■ Record list
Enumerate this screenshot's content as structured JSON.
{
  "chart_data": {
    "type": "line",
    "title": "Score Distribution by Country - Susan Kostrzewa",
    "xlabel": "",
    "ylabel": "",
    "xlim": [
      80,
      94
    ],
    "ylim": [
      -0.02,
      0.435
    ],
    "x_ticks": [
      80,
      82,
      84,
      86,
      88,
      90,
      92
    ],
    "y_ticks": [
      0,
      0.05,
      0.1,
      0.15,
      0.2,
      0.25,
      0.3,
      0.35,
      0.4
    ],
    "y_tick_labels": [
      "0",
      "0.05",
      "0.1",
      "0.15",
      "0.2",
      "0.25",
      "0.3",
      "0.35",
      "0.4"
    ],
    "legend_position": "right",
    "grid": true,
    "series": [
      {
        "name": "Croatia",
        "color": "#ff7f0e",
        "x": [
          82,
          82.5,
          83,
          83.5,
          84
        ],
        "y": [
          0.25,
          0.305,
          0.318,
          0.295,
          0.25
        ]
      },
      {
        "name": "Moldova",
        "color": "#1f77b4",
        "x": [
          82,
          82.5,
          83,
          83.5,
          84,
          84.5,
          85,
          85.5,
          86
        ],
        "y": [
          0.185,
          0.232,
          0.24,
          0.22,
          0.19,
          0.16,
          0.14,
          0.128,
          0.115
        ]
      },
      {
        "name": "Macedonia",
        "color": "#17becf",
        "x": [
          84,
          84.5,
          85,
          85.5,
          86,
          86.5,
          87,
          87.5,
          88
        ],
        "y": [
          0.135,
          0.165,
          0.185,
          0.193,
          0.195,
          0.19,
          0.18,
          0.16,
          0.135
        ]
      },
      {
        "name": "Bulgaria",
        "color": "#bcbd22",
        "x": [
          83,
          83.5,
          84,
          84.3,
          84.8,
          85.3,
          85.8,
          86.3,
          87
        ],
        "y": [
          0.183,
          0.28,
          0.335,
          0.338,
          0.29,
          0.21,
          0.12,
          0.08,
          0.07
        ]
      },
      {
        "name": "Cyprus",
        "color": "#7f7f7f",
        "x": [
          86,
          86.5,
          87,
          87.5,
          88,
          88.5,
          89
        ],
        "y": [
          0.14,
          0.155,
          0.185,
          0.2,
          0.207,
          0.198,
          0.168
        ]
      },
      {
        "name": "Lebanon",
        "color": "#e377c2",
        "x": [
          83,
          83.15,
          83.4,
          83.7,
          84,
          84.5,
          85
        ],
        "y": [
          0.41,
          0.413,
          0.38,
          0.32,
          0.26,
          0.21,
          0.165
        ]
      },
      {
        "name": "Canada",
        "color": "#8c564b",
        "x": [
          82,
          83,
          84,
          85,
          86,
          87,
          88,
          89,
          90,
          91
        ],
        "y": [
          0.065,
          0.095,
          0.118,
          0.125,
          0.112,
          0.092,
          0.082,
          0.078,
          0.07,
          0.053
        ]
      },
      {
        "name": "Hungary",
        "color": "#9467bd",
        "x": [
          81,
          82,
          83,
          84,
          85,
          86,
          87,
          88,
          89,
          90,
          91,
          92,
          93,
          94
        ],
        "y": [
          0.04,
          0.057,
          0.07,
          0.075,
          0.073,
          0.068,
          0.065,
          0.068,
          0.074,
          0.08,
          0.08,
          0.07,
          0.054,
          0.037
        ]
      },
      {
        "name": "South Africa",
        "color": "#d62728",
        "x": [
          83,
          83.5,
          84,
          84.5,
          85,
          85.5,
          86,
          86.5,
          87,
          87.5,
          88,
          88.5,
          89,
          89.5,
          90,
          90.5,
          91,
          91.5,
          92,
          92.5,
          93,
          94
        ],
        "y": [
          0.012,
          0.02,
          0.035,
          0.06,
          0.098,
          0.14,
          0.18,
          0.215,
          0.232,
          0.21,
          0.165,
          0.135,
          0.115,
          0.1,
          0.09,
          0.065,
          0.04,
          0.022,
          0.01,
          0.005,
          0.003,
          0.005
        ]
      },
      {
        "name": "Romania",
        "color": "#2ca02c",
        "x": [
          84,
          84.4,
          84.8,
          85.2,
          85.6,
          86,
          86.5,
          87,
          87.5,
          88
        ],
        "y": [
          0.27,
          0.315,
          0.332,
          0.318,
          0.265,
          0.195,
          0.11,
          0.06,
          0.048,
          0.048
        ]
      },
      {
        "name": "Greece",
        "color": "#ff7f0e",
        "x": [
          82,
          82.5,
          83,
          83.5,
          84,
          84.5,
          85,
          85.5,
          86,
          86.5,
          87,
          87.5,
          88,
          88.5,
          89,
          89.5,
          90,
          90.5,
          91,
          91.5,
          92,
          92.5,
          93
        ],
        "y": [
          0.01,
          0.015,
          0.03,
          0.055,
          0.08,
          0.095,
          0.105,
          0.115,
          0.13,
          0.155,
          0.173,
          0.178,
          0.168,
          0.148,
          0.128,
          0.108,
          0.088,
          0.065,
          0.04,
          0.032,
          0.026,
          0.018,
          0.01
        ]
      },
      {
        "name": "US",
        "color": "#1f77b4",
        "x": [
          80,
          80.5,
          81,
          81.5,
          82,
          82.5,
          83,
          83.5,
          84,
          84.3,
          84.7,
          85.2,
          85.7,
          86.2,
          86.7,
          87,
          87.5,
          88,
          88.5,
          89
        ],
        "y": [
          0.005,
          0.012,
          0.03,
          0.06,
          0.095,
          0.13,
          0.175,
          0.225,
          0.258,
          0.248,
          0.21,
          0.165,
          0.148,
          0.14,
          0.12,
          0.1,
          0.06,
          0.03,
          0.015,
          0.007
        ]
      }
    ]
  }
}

■ The task
From the data above, show each line that contains "color".

■ Problem solution
        "color": "#ff7f0e",
        "color": "#1f77b4",
        "color": "#17becf",
        "color": "#bcbd22",
        "color": "#7f7f7f",
        "color": "#e377c2",
        "color": "#8c564b",
        "color": "#9467bd",
        "color": "#d62728",
        "color": "#2ca02c",
        "color": "#ff7f0e",
        "color": "#1f77b4",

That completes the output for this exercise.